Items.
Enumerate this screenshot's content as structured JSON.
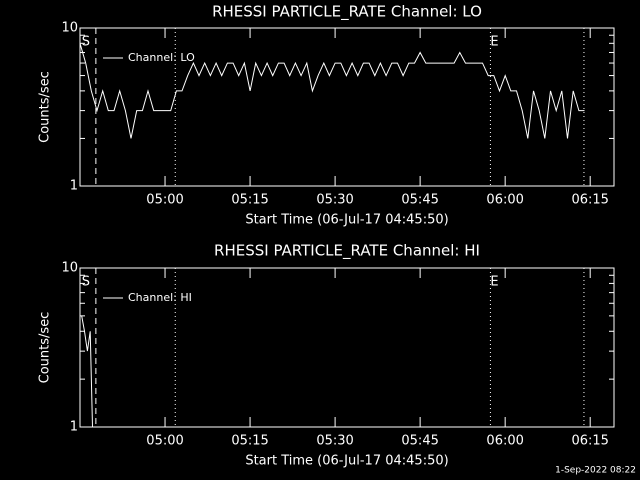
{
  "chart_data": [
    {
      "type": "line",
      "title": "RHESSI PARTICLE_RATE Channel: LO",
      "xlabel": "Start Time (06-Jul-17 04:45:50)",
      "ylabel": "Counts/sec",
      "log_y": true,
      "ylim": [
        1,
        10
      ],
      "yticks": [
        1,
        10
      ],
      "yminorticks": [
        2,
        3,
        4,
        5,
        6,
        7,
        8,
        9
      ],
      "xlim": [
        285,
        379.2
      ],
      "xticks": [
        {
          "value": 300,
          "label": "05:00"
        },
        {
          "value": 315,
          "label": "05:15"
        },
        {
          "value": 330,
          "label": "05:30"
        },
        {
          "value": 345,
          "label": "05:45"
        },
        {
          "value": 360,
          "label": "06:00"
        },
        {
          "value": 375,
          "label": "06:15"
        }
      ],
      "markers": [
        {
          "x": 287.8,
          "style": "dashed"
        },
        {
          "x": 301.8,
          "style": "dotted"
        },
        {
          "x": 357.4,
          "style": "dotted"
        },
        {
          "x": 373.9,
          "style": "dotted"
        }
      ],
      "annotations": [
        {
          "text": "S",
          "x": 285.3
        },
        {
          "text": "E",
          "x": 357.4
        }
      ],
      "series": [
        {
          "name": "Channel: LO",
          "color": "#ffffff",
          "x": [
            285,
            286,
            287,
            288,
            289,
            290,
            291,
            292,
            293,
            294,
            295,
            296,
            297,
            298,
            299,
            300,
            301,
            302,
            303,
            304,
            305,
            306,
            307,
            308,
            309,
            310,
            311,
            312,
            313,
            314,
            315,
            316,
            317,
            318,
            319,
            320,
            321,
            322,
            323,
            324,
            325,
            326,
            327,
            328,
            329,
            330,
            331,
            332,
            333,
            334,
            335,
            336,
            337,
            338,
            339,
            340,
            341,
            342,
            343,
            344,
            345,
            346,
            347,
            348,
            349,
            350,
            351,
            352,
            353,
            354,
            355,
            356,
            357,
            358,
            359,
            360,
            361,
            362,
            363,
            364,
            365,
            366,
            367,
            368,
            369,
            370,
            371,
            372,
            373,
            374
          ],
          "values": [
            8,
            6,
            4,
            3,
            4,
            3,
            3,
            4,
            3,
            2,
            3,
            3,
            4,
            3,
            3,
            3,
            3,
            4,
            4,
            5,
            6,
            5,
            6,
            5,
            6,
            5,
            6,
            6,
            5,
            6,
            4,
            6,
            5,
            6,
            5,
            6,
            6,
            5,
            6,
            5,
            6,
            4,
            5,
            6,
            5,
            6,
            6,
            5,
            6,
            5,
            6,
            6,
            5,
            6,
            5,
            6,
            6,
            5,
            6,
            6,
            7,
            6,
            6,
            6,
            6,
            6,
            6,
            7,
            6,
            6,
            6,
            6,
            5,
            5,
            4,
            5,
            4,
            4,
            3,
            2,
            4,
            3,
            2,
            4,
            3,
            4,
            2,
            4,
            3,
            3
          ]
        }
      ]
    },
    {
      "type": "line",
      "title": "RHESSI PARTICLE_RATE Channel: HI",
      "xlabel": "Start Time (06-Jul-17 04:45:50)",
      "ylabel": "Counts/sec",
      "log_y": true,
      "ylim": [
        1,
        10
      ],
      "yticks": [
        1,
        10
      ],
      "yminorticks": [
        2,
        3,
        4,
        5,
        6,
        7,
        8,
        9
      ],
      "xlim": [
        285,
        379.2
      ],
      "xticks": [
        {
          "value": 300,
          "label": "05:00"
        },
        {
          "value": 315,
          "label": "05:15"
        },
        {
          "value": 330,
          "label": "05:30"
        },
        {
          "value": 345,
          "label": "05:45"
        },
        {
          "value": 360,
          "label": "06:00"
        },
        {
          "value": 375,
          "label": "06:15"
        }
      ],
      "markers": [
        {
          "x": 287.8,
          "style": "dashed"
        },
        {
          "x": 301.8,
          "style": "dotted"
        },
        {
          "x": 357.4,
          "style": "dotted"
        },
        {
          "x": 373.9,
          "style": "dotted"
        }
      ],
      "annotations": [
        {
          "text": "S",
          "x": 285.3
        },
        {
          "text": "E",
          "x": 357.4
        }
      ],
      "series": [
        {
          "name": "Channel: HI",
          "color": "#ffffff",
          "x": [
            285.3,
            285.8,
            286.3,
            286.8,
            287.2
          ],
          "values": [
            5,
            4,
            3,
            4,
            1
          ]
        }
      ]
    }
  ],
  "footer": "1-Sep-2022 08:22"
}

Aim of the task. List every line above that contains the word "Channel".

Finished answer.
      "title": "RHESSI PARTICLE_RATE Channel: LO",
          "name": "Channel: LO",
      "title": "RHESSI PARTICLE_RATE Channel: HI",
          "name": "Channel: HI",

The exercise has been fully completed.